Lines before the one containing "What data populates" are excluded; reproduce that line and all lines after it in the entries below, exactly.

[Extracted data entries]
============
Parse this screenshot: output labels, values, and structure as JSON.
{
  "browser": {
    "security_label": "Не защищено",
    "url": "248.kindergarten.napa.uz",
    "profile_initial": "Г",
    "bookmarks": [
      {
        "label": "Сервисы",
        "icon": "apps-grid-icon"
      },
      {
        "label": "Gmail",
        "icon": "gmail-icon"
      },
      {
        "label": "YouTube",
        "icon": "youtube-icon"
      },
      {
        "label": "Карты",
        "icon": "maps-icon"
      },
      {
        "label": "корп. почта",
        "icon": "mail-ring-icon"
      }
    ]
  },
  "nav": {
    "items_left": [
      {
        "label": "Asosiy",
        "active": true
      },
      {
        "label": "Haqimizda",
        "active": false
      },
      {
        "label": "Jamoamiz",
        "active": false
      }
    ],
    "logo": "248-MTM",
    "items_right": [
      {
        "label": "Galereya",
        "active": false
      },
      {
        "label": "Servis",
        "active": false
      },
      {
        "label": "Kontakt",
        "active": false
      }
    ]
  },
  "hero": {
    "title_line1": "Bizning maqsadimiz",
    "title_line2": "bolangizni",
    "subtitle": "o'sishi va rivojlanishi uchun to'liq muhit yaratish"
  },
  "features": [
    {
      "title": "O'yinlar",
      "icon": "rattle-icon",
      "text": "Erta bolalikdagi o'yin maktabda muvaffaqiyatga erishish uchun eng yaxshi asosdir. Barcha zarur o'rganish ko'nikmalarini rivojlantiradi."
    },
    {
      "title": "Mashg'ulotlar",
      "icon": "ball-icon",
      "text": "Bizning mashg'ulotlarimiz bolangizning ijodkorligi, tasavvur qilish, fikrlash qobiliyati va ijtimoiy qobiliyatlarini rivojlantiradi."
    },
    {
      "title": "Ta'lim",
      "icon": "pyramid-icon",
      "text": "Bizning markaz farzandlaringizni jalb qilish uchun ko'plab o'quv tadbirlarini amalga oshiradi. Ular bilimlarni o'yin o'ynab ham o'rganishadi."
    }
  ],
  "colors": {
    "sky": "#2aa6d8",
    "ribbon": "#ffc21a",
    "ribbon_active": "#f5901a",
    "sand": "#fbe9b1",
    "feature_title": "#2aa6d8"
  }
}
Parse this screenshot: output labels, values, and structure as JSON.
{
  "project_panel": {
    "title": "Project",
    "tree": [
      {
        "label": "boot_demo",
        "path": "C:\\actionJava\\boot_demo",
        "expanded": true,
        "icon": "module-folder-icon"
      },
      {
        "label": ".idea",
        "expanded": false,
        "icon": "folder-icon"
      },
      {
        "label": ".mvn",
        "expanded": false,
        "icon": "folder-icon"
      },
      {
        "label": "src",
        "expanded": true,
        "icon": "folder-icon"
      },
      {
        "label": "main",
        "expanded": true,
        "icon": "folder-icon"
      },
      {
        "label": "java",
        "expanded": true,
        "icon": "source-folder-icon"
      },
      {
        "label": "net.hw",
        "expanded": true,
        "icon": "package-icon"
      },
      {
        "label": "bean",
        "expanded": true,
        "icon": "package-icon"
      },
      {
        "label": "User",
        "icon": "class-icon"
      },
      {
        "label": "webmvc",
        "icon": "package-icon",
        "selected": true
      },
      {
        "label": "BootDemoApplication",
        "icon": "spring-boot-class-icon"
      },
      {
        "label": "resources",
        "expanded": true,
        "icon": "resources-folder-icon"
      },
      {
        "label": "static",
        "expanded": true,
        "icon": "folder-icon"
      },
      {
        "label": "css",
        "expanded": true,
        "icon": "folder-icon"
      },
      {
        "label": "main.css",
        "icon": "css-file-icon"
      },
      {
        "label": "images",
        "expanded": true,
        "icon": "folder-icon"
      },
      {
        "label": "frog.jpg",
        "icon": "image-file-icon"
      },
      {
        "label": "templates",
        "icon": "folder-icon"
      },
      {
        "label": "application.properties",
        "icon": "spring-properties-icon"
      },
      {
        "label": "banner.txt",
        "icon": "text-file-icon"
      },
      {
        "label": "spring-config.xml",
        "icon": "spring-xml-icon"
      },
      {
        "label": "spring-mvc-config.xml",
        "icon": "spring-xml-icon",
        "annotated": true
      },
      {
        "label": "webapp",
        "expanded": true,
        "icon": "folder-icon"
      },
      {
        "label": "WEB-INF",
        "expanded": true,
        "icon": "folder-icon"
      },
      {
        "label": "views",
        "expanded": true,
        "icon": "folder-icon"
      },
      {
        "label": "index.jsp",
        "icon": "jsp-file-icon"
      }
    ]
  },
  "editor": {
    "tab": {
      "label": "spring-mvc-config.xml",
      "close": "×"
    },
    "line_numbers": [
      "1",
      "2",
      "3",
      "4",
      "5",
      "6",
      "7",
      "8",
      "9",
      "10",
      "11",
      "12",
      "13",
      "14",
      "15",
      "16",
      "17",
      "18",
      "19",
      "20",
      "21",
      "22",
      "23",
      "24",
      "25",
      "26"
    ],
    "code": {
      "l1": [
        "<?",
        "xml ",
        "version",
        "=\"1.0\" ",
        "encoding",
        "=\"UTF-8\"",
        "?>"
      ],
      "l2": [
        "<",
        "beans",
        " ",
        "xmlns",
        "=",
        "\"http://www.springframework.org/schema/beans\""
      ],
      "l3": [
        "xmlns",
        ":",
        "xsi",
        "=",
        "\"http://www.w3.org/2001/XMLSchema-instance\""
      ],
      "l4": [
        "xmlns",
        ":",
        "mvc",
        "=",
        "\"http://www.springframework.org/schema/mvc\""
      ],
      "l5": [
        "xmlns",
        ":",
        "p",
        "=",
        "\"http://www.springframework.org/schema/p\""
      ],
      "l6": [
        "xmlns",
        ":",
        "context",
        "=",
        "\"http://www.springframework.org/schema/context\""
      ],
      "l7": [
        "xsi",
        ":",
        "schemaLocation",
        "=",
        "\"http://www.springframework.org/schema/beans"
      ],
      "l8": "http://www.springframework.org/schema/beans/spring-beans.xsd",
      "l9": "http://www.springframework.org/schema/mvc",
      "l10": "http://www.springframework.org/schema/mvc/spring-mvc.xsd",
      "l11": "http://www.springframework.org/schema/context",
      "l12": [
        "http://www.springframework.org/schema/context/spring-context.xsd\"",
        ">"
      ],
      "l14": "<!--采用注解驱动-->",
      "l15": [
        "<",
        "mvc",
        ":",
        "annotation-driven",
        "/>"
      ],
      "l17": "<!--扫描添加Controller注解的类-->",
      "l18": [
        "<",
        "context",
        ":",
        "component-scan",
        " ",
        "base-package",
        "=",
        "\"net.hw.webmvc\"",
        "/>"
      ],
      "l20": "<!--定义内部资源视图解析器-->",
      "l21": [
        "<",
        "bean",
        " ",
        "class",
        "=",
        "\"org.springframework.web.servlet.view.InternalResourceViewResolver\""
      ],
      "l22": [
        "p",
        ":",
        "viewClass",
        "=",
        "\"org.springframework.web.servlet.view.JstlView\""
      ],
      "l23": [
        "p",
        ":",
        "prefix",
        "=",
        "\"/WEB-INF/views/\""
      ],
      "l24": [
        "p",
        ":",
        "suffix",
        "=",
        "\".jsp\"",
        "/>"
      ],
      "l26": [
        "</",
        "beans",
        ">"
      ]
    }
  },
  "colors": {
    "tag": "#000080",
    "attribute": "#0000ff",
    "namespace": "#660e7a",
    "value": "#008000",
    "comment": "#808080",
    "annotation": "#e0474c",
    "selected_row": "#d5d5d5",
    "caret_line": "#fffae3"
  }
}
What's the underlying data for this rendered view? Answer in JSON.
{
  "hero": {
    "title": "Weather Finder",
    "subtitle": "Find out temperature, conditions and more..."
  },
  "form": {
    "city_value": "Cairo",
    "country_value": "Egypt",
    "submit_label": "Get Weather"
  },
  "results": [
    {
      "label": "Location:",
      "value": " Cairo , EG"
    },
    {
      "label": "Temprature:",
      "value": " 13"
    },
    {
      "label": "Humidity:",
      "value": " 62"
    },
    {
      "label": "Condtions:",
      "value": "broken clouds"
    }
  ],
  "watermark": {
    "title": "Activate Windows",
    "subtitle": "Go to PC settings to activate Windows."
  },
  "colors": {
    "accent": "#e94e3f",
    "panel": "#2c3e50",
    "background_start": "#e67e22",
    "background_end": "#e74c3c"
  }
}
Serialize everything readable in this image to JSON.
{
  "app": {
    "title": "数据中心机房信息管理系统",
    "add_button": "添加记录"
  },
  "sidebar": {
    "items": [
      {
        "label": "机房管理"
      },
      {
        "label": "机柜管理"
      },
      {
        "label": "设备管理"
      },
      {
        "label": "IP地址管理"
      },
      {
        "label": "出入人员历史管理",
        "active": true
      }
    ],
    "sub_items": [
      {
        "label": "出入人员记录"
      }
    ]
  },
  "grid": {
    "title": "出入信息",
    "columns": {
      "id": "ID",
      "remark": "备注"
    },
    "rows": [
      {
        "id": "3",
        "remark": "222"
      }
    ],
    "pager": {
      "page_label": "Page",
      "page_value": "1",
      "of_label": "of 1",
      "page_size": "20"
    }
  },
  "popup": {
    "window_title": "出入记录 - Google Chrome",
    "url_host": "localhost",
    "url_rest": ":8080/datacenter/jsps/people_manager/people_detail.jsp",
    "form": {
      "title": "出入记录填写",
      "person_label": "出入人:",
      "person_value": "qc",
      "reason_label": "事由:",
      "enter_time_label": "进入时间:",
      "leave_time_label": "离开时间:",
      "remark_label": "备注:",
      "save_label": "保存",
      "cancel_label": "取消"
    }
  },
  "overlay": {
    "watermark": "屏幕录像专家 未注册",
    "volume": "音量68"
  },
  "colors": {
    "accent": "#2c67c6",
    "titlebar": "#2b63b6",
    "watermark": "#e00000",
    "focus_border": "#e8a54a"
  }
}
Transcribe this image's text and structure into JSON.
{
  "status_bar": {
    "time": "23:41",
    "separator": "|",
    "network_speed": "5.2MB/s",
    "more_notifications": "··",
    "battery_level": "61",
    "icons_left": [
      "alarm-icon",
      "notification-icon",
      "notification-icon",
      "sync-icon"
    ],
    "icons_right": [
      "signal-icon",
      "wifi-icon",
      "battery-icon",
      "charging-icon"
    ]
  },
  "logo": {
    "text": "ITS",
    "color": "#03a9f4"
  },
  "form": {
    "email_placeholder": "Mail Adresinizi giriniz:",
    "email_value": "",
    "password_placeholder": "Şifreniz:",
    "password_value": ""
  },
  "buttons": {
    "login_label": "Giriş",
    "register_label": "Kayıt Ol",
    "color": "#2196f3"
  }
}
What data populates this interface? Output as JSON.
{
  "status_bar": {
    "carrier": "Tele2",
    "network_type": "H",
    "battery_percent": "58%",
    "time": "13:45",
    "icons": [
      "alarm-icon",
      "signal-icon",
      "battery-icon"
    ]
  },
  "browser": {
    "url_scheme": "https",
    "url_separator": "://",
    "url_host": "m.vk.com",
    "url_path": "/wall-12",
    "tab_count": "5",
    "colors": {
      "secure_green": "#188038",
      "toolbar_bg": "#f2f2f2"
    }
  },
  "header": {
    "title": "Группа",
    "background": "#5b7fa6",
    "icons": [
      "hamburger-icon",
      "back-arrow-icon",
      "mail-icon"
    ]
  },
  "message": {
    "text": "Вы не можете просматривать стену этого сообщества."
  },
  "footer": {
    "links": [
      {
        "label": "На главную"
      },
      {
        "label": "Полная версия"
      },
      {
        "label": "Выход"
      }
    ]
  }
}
============
» **Exercise response**
What data populates this interface? Output as JSON.
{
  "status_bar": {
    "carrier": "Tele2",
    "network_type": "H",
    "battery_percent": "58%",
    "time": "13:45",
    "icons": [
      "alarm-icon",
      "signal-icon",
      "battery-icon"
    ]
  },
  "browser": {
    "url_scheme": "https",
    "url_separator": "://",
    "url_host": "m.vk.com",
    "url_path": "/wall-12",
    "tab_count": "5",
    "colors": {
      "secure_green": "#188038",
      "toolbar_bg": "#f2f2f2"
    }
  },
  "header": {
    "title": "Группа",
    "background": "#5b7fa6",
    "icons": [
      "hamburger-icon",
      "back-arrow-icon",
      "mail-icon"
    ]
  },
  "message": {
    "text": "Вы не можете просматривать стену этого сообщества."
  },
  "footer": {
    "links": [
      {
        "label": "На главную"
      },
      {
        "label": "Полная версия"
      },
      {
        "label": "Выход"
      }
    ]
  }
}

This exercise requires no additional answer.